== Your task ==
Transcribe the full listing below exactly.

== Information given ==
— Begin —

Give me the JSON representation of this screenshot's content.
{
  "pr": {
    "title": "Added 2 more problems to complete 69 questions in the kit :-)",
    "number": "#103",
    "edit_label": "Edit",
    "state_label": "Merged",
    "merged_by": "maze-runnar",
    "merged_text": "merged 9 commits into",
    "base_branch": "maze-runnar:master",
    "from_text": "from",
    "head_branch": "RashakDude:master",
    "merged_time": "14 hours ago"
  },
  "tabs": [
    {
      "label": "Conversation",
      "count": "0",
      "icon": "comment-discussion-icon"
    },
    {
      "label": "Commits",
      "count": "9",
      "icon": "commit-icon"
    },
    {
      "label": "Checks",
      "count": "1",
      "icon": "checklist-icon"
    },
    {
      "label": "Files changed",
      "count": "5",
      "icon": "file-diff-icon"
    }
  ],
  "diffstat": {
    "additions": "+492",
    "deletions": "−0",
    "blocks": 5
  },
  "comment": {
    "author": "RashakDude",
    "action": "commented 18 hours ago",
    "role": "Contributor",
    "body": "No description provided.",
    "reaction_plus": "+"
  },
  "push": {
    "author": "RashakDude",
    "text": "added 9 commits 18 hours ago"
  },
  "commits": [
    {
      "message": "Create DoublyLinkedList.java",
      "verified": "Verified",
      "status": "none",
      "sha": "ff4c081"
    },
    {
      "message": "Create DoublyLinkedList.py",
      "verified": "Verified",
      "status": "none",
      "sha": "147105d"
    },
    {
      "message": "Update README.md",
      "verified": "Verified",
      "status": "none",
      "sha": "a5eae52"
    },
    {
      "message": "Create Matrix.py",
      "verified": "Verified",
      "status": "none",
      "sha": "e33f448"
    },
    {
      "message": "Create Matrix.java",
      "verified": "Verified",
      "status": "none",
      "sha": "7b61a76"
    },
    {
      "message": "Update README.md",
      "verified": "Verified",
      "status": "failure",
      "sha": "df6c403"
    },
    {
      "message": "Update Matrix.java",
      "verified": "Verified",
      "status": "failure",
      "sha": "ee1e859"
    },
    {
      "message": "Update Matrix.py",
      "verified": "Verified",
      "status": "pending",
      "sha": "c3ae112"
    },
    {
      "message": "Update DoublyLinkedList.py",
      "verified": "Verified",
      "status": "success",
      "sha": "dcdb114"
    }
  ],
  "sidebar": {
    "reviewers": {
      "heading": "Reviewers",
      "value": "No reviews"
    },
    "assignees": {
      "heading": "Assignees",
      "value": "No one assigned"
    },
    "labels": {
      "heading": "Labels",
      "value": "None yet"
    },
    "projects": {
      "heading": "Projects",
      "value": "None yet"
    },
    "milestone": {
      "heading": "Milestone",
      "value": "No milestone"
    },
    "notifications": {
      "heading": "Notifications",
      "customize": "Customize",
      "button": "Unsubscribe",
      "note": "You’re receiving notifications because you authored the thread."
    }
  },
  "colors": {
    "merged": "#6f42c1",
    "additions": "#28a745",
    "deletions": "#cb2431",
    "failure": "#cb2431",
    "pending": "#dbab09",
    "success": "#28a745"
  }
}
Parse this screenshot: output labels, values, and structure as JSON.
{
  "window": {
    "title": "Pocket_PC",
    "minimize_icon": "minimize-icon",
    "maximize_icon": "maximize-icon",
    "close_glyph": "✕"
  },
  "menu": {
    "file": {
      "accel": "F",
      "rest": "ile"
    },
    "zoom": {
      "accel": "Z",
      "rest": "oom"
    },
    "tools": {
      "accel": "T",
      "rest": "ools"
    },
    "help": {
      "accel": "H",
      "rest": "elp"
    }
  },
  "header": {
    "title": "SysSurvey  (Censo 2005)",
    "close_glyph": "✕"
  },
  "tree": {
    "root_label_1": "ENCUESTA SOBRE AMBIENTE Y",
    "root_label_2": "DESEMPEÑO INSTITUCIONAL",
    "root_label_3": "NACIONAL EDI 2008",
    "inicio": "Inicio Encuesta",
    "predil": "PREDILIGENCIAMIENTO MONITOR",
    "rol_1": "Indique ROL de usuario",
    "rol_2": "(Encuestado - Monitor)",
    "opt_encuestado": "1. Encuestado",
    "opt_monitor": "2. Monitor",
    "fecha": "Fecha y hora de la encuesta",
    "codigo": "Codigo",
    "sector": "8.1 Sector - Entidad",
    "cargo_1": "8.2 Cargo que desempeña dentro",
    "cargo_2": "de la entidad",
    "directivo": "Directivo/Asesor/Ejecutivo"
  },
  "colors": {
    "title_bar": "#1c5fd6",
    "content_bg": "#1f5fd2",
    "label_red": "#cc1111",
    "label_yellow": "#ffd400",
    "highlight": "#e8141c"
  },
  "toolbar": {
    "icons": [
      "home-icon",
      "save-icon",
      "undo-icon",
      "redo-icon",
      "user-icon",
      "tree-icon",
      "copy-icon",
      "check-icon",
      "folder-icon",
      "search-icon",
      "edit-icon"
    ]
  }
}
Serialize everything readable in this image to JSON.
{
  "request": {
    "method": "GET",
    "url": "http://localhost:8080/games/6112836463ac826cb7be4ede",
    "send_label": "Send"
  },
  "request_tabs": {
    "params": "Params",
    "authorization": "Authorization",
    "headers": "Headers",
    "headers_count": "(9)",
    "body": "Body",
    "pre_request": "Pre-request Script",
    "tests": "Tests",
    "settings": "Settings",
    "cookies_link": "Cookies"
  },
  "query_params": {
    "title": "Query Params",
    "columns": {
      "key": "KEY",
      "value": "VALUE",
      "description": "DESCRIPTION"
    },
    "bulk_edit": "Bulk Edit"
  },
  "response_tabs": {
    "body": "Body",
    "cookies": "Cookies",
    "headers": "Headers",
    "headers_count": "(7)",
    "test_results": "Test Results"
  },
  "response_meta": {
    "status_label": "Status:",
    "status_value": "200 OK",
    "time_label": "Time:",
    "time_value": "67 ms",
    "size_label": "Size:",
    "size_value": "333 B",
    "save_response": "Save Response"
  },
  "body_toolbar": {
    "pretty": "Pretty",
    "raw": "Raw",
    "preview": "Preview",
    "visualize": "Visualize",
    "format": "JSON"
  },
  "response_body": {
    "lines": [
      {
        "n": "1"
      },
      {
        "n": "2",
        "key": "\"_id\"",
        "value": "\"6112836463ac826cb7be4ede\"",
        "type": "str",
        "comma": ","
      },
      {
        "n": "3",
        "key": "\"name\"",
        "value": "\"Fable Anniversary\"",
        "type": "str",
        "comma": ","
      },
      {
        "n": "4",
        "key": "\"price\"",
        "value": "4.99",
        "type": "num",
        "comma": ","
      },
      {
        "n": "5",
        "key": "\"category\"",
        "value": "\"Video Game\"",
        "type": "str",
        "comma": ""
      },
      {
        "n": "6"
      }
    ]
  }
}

— End —

== Task result ==
Give me the JSON representation of this screenshot's content.
{
  "pr": {
    "title": "Added 2 more problems to complete 69 questions in the kit :-)",
    "number": "#103",
    "edit_label": "Edit",
    "state_label": "Merged",
    "merged_by": "maze-runnar",
    "merged_text": "merged 9 commits into",
    "base_branch": "maze-runnar:master",
    "from_text": "from",
    "head_branch": "RashakDude:master",
    "merged_time": "14 hours ago"
  },
  "tabs": [
    {
      "label": "Conversation",
      "count": "0",
      "icon": "comment-discussion-icon"
    },
    {
      "label": "Commits",
      "count": "9",
      "icon": "commit-icon"
    },
    {
      "label": "Checks",
      "count": "1",
      "icon": "checklist-icon"
    },
    {
      "label": "Files changed",
      "count": "5",
      "icon": "file-diff-icon"
    }
  ],
  "diffstat": {
    "additions": "+492",
    "deletions": "−0",
    "blocks": 5
  },
  "comment": {
    "author": "RashakDude",
    "action": "commented 18 hours ago",
    "role": "Contributor",
    "body": "No description provided.",
    "reaction_plus": "+"
  },
  "push": {
    "author": "RashakDude",
    "text": "added 9 commits 18 hours ago"
  },
  "commits": [
    {
      "message": "Create DoublyLinkedList.java",
      "verified": "Verified",
      "status": "none",
      "sha": "ff4c081"
    },
    {
      "message": "Create DoublyLinkedList.py",
      "verified": "Verified",
      "status": "none",
      "sha": "147105d"
    },
    {
      "message": "Update README.md",
      "verified": "Verified",
      "status": "none",
      "sha": "a5eae52"
    },
    {
      "message": "Create Matrix.py",
      "verified": "Verified",
      "status": "none",
      "sha": "e33f448"
    },
    {
      "message": "Create Matrix.java",
      "verified": "Verified",
      "status": "none",
      "sha": "7b61a76"
    },
    {
      "message": "Update README.md",
      "verified": "Verified",
      "status": "failure",
      "sha": "df6c403"
    },
    {
      "message": "Update Matrix.java",
      "verified": "Verified",
      "status": "failure",
      "sha": "ee1e859"
    },
    {
      "message": "Update Matrix.py",
      "verified": "Verified",
      "status": "pending",
      "sha": "c3ae112"
    },
    {
      "message": "Update DoublyLinkedList.py",
      "verified": "Verified",
      "status": "success",
      "sha": "dcdb114"
    }
  ],
  "sidebar": {
    "reviewers": {
      "heading": "Reviewers",
      "value": "No reviews"
    },
    "assignees": {
      "heading": "Assignees",
      "value": "No one assigned"
    },
    "labels": {
      "heading": "Labels",
      "value": "None yet"
    },
    "projects": {
      "heading": "Projects",
      "value": "None yet"
    },
    "milestone": {
      "heading": "Milestone",
      "value": "No milestone"
    },
    "notifications": {
      "heading": "Notifications",
      "customize": "Customize",
      "button": "Unsubscribe",
      "note": "You’re receiving notifications because you authored the thread."
    }
  },
  "colors": {
    "merged": "#6f42c1",
    "additions": "#28a745",
    "deletions": "#cb2431",
    "failure": "#cb2431",
    "pending": "#dbab09",
    "success": "#28a745"
  }
}
Parse this screenshot: output labels, values, and structure as JSON.
{
  "window": {
    "title": "Pocket_PC",
    "minimize_icon": "minimize-icon",
    "maximize_icon": "maximize-icon",
    "close_glyph": "✕"
  },
  "menu": {
    "file": {
      "accel": "F",
      "rest": "ile"
    },
    "zoom": {
      "accel": "Z",
      "rest": "oom"
    },
    "tools": {
      "accel": "T",
      "rest": "ools"
    },
    "help": {
      "accel": "H",
      "rest": "elp"
    }
  },
  "header": {
    "title": "SysSurvey  (Censo 2005)",
    "close_glyph": "✕"
  },
  "tree": {
    "root_label_1": "ENCUESTA SOBRE AMBIENTE Y",
    "root_label_2": "DESEMPEÑO INSTITUCIONAL",
    "root_label_3": "NACIONAL EDI 2008",
    "inicio": "Inicio Encuesta",
    "predil": "PREDILIGENCIAMIENTO MONITOR",
    "rol_1": "Indique ROL de usuario",
    "rol_2": "(Encuestado - Monitor)",
    "opt_encuestado": "1. Encuestado",
    "opt_monitor": "2. Monitor",
    "fecha": "Fecha y hora de la encuesta",
    "codigo": "Codigo",
    "sector": "8.1 Sector - Entidad",
    "cargo_1": "8.2 Cargo que desempeña dentro",
    "cargo_2": "de la entidad",
    "directivo": "Directivo/Asesor/Ejecutivo"
  },
  "colors": {
    "title_bar": "#1c5fd6",
    "content_bg": "#1f5fd2",
    "label_red": "#cc1111",
    "label_yellow": "#ffd400",
    "highlight": "#e8141c"
  },
  "toolbar": {
    "icons": [
      "home-icon",
      "save-icon",
      "undo-icon",
      "redo-icon",
      "user-icon",
      "tree-icon",
      "copy-icon",
      "check-icon",
      "folder-icon",
      "search-icon",
      "edit-icon"
    ]
  }
}
Serialize everything readable in this image to JSON.
{
  "request": {
    "method": "GET",
    "url": "http://localhost:8080/games/6112836463ac826cb7be4ede",
    "send_label": "Send"
  },
  "request_tabs": {
    "params": "Params",
    "authorization": "Authorization",
    "headers": "Headers",
    "headers_count": "(9)",
    "body": "Body",
    "pre_request": "Pre-request Script",
    "tests": "Tests",
    "settings": "Settings",
    "cookies_link": "Cookies"
  },
  "query_params": {
    "title": "Query Params",
    "columns": {
      "key": "KEY",
      "value": "VALUE",
      "description": "DESCRIPTION"
    },
    "bulk_edit": "Bulk Edit"
  },
  "response_tabs": {
    "body": "Body",
    "cookies": "Cookies",
    "headers": "Headers",
    "headers_count": "(7)",
    "test_results": "Test Results"
  },
  "response_meta": {
    "status_label": "Status:",
    "status_value": "200 OK",
    "time_label": "Time:",
    "time_value": "67 ms",
    "size_label": "Size:",
    "size_value": "333 B",
    "save_response": "Save Response"
  },
  "body_toolbar": {
    "pretty": "Pretty",
    "raw": "Raw",
    "preview": "Preview",
    "visualize": "Visualize",
    "format": "JSON"
  },
  "response_body": {
    "lines": [
      {
        "n": "1"
      },
      {
        "n": "2",
        "key": "\"_id\"",
        "value": "\"6112836463ac826cb7be4ede\"",
        "type": "str",
        "comma": ","
      },
      {
        "n": "3",
        "key": "\"name\"",
        "value": "\"Fable Anniversary\"",
        "type": "str",
        "comma": ","
      },
      {
        "n": "4",
        "key": "\"price\"",
        "value": "4.99",
        "type": "num",
        "comma": ","
      },
      {
        "n": "5",
        "key": "\"category\"",
        "value": "\"Video Game\"",
        "type": "str",
        "comma": ""
      },
      {
        "n": "6"
      }
    ]
  }
}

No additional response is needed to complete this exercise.